[Data provided]:
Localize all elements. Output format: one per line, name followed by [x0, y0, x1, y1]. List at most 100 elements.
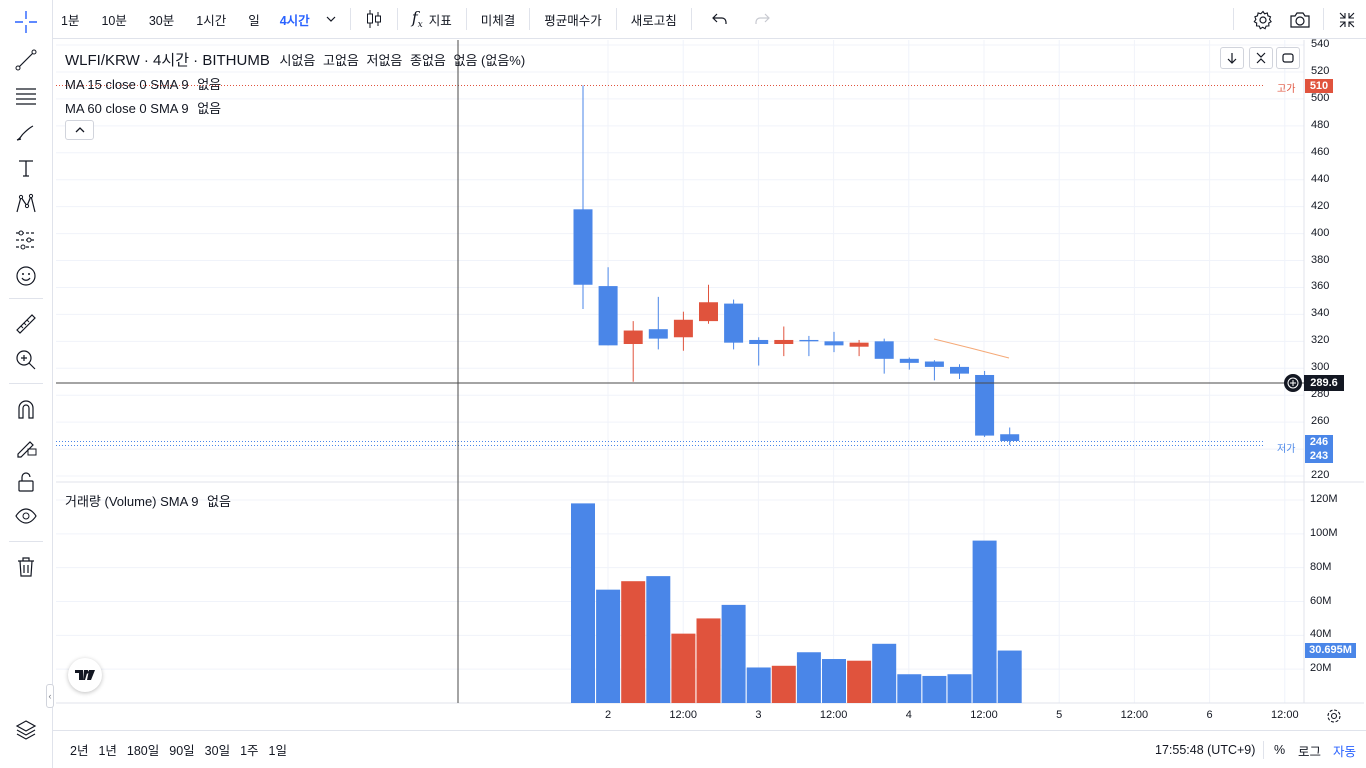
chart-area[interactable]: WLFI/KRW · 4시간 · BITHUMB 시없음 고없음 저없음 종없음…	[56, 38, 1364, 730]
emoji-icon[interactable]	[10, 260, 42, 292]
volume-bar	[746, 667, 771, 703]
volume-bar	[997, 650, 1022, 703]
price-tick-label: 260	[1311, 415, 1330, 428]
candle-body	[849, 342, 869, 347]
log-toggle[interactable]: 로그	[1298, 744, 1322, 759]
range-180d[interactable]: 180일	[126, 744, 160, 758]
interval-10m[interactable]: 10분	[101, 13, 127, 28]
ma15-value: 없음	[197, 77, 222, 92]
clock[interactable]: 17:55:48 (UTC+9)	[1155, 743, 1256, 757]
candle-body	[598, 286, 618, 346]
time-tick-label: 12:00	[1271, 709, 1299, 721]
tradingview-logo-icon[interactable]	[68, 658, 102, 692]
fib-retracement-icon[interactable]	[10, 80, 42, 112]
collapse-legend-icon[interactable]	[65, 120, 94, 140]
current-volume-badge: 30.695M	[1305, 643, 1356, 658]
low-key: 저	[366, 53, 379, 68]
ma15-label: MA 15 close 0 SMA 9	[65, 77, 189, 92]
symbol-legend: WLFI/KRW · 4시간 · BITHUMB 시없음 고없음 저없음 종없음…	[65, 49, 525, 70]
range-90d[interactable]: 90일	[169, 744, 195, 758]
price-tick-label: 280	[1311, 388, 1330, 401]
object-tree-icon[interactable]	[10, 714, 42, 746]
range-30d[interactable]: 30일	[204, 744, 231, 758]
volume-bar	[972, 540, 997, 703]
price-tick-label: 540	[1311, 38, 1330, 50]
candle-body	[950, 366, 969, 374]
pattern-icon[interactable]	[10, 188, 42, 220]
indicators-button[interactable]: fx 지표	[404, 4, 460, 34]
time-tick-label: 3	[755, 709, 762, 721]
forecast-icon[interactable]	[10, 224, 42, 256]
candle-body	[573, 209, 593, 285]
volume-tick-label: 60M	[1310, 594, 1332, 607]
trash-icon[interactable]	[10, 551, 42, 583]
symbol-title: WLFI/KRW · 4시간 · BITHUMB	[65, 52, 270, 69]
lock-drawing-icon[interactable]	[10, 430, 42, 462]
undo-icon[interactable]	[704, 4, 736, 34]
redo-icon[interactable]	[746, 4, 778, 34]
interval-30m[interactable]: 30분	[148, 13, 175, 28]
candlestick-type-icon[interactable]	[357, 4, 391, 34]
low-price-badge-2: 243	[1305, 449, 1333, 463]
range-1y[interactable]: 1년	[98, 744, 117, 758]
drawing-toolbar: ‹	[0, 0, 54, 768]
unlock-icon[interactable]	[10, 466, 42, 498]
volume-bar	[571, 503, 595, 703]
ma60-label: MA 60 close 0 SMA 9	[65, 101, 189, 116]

[Aim of the task]: Recast each line of the entries above as a JSON list of strings, one string per line, with blank lines omitted. Leave the pictures out.

[Written response]:
[
  "Localize all elements. Output format: one per line, name followed by [x0, y0, x1, y1]. List at most 100 elements.",
  "chart-area[interactable]: WLFI/KRW · 4시간 · BITHUMB 시없음 고없음 저없음 종없음…\t[56, 38, 1364, 730]",
  "emoji-icon[interactable]\t[10, 260, 42, 292]",
  "volume-bar\t[746, 667, 771, 703]",
  "volume-bar\t[997, 650, 1022, 703]",
  "price-tick-label: 260\t[1311, 415, 1330, 428]",
  "candle-body\t[849, 342, 869, 347]",
  "log-toggle[interactable]: 로그\t[1298, 744, 1322, 759]",
  "range-180d[interactable]: 180일\t[126, 744, 160, 758]",
  "interval-10m[interactable]: 10분\t[101, 13, 127, 28]",
  "ma15-value: 없음\t[197, 77, 222, 92]",
  "clock[interactable]: 17:55:48 (UTC+9)\t[1155, 743, 1256, 757]",
  "candle-body\t[598, 286, 618, 346]",
  "time-tick-label: 12:00\t[1271, 709, 1299, 721]",
  "tradingview-logo-icon[interactable]\t[68, 658, 102, 692]",
  "fib-retracement-icon[interactable]\t[10, 80, 42, 112]",
  "collapse-legend-icon[interactable]\t[65, 120, 94, 140]",
  "current-volume-badge: 30.695M\t[1305, 643, 1356, 658]",
  "low-key: 저\t[366, 53, 379, 68]",
  "ma15-label: MA 15 close 0 SMA 9\t[65, 77, 189, 92]",
  "symbol-legend: WLFI/KRW · 4시간 · BITHUMB 시없음 고없음 저없음 종없음…\t[65, 49, 525, 70]",
  "range-90d[interactable]: 90일\t[169, 744, 195, 758]",
  "price-tick-label: 280\t[1311, 388, 1330, 401]",
  "object-tree-icon[interactable]\t[10, 714, 42, 746]",
  "range-30d[interactable]: 30일\t[204, 744, 231, 758]",
  "volume-bar\t[972, 540, 997, 703]",
  "price-tick-label: 540\t[1311, 38, 1330, 50]",
  "candle-body\t[950, 366, 969, 374]",
  "pattern-icon[interactable]\t[10, 188, 42, 220]",
  "indicators-button[interactable]: fx 지표\t[404, 4, 460, 34]",
  "time-tick-label: 3\t[755, 709, 762, 721]",
  "forecast-icon[interactable]\t[10, 224, 42, 256]",
  "candle-body\t[573, 209, 593, 285]",
  "volume-tick-label: 60M\t[1310, 594, 1332, 607]",
  "trash-icon[interactable]\t[10, 551, 42, 583]",
  "symbol-title: WLFI/KRW · 4시간 · BITHUMB\t[65, 52, 270, 69]",
  "lock-drawing-icon[interactable]\t[10, 430, 42, 462]",
  "undo-icon[interactable]\t[704, 4, 736, 34]",
  "redo-icon[interactable]\t[746, 4, 778, 34]",
  "interval-30m[interactable]: 30분\t[148, 13, 175, 28]",
  "candlestick-type-icon[interactable]\t[357, 4, 391, 34]",
  "low-price-badge-2: 243\t[1305, 449, 1333, 463]",
  "range-1y[interactable]: 1년\t[98, 744, 117, 758]",
  "drawing-toolbar: ‹\t[0, 0, 54, 768]",
  "unlock-icon[interactable]\t[10, 466, 42, 498]",
  "volume-bar\t[571, 503, 595, 703]",
  "ma60-label: MA 60 close 0 SMA 9\t[65, 101, 189, 116]"
]